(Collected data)
-- Begin --

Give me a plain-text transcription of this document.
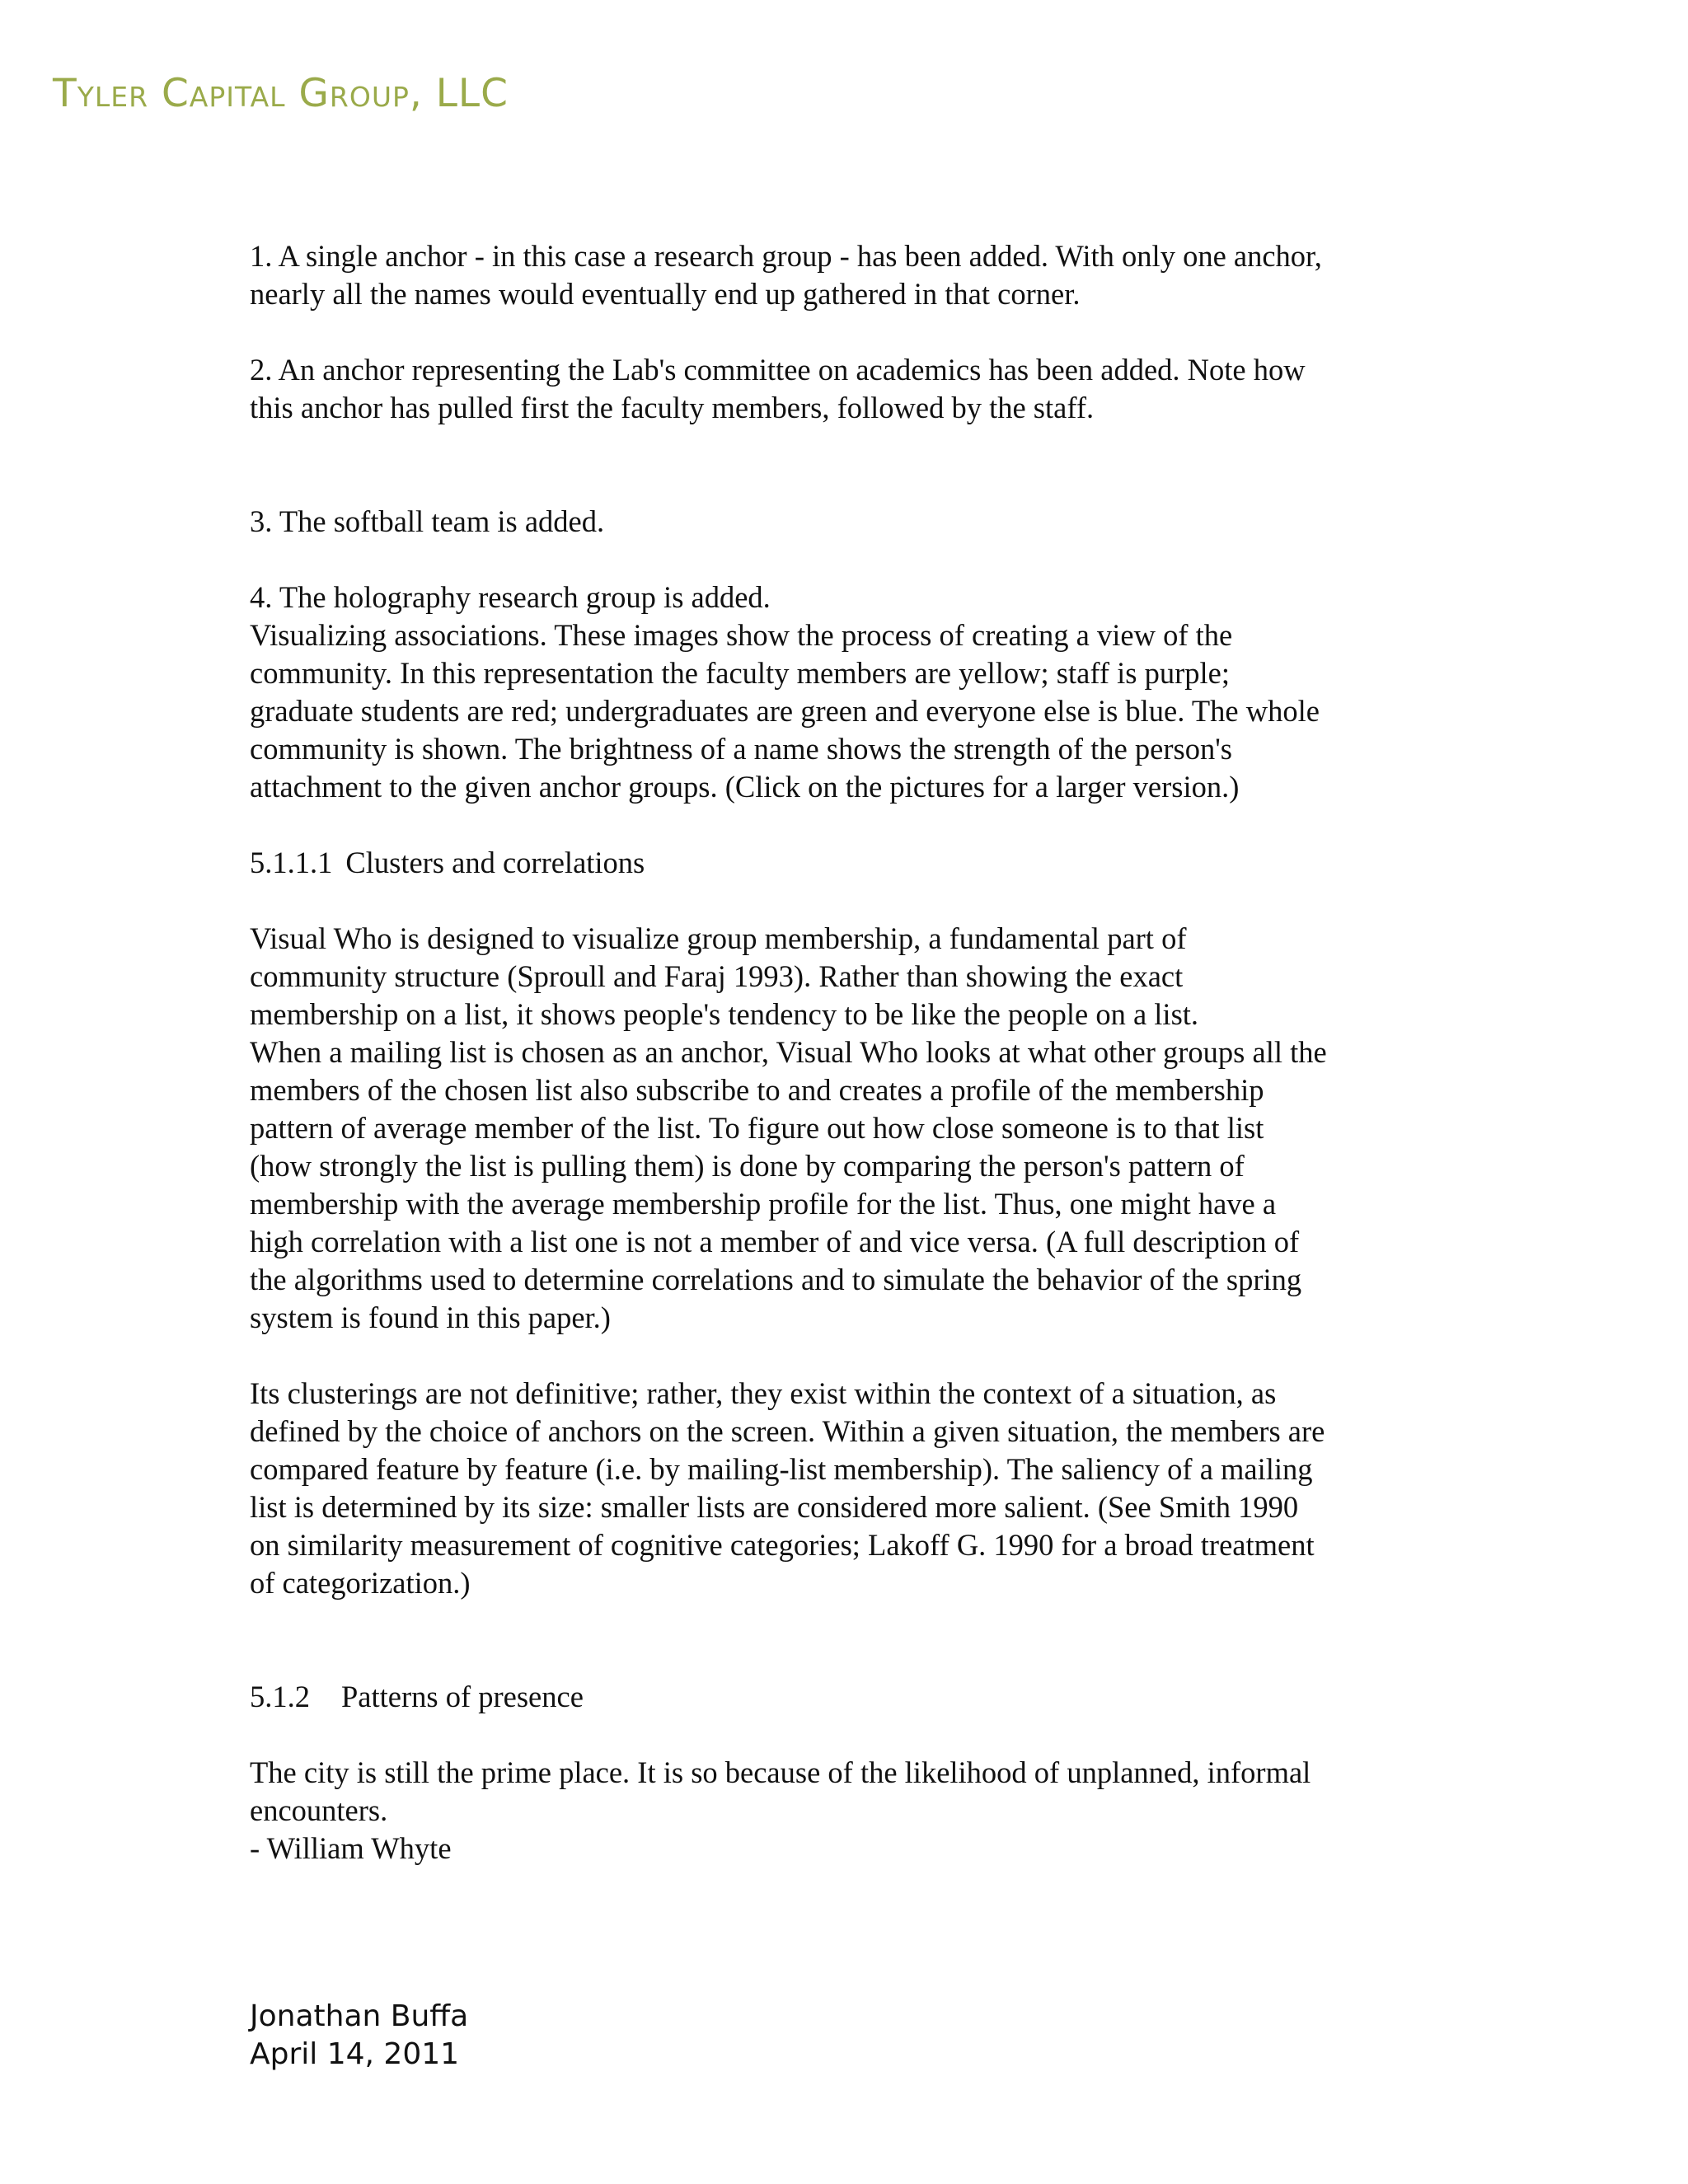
Tyler Capital Group, LLC
1. A single anchor - in this case a research group - has been added. With only one anchor,
nearly all the names would eventually end up gathered in that corner.
2. An anchor representing the Lab's committee on academics has been added. Note how
this anchor has pulled first the faculty members, followed by the staff.
3. The softball team is added.
4. The holography research group is added.
Visualizing associations. These images show the process of creating a view of the
community. In this representation the faculty members are yellow; staff is purple;
graduate students are red; undergraduates are green and everyone else is blue. The whole
community is shown. The brightness of a name shows the strength of the person's
attachment to the given anchor groups. (Click on the pictures for a larger version.)
5.1.1.1 Clusters and correlations
Visual Who is designed to visualize group membership, a fundamental part of
community structure (Sproull and Faraj 1993). Rather than showing the exact
membership on a list, it shows people's tendency to be like the people on a list.
When a mailing list is chosen as an anchor, Visual Who looks at what other groups all the
members of the chosen list also subscribe to and creates a profile of the membership
pattern of average member of the list. To figure out how close someone is to that list
(how strongly the list is pulling them) is done by comparing the person's pattern of
membership with the average membership profile for the list. Thus, one might have a
high correlation with a list one is not a member of and vice versa. (A full description of
the algorithms used to determine correlations and to simulate the behavior of the spring
system is found in this paper.)
Its clusterings are not definitive; rather, they exist within the context of a situation, as
defined by the choice of anchors on the screen. Within a given situation, the members are
compared feature by feature (i.e. by mailing-list membership). The saliency of a mailing
list is determined by its size: smaller lists are considered more salient. (See Smith 1990
on similarity measurement of cognitive categories; Lakoff G. 1990 for a broad treatment
of categorization.)
5.1.2 Patterns of presence
The city is still the prime place. It is so because of the likelihood of unplanned, informal
encounters.
- William Whyte
Jonathan Buffa
April 14, 2011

-- End --

**What to work on:**
Look through the data above. Copy every line with the string "list" in it.

**Correct output:**
membership on a list, it shows people's tendency to be like the people on a list.
When a mailing list is chosen as an anchor, Visual Who looks at what other groups all the
members of the chosen list also subscribe to and creates a profile of the membership
pattern of average member of the list. To figure out how close someone is to that list
(how strongly the list is pulling them) is done by comparing the person's pattern of
membership with the average membership profile for the list. Thus, one might have a
high correlation with a list one is not a member of and vice versa. (A full description of
compared feature by feature (i.e. by mailing-list membership). The saliency of a mailing
list is determined by its size: smaller lists are considered more salient. (See Smith 1990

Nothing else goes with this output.